• Directions for this task: Locate every line in the records below that holds the word "Prime" and return each one.

---+---

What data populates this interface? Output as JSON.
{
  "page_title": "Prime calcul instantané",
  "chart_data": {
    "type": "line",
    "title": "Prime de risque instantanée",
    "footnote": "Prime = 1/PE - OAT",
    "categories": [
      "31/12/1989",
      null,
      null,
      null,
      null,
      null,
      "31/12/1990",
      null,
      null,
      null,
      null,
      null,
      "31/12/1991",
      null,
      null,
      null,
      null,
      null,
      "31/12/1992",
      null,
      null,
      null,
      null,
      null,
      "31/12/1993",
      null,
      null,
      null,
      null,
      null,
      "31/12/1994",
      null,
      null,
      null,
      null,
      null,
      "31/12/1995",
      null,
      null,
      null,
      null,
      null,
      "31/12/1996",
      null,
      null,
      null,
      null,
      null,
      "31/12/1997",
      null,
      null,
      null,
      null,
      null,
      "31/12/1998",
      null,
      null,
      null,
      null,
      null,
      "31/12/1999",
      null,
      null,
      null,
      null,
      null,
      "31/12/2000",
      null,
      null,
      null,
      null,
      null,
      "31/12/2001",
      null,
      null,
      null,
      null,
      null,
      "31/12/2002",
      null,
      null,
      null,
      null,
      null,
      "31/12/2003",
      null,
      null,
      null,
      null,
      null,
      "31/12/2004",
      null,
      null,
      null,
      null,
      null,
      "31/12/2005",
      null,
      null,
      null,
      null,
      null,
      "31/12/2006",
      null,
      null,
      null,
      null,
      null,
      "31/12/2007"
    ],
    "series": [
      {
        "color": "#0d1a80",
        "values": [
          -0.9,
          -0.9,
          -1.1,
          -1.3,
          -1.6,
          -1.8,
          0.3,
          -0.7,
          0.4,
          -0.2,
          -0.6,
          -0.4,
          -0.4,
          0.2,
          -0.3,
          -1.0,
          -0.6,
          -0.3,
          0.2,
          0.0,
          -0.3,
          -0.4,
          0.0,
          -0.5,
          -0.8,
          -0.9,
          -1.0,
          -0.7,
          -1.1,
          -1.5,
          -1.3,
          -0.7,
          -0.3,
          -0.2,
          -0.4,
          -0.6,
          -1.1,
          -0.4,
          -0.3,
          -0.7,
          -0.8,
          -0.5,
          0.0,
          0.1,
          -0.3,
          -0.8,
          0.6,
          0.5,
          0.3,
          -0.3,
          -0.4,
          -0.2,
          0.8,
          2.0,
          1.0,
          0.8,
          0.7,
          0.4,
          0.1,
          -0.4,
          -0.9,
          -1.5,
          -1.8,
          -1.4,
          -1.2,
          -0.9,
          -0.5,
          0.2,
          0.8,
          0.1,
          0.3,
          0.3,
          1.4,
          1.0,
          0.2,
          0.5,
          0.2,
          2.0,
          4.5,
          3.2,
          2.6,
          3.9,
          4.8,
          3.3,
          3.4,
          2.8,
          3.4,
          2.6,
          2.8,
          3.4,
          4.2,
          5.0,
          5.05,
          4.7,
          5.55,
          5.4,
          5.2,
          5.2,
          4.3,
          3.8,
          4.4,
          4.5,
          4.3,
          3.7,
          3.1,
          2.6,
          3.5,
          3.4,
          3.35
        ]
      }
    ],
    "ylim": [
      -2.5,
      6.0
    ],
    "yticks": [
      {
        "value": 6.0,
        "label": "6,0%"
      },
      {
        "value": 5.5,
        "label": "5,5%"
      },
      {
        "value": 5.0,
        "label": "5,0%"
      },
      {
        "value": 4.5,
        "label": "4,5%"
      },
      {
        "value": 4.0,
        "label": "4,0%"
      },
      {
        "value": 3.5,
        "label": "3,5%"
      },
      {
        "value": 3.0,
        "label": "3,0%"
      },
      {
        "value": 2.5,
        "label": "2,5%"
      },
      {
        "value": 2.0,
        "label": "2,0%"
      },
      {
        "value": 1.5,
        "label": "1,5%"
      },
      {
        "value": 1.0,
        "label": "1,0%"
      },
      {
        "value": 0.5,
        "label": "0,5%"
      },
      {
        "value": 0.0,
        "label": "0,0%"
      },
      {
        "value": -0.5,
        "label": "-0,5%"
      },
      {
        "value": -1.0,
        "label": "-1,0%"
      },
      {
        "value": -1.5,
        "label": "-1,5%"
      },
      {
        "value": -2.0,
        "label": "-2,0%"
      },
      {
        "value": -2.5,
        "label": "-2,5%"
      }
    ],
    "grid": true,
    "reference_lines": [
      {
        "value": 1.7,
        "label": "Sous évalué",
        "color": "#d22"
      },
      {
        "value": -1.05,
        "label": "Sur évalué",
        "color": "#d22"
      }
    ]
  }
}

---+---

• Solution:
  "page_title": "Prime calcul instantané",
    "title": "Prime de risque instantanée",
    "footnote": "Prime = 1/PE - OAT",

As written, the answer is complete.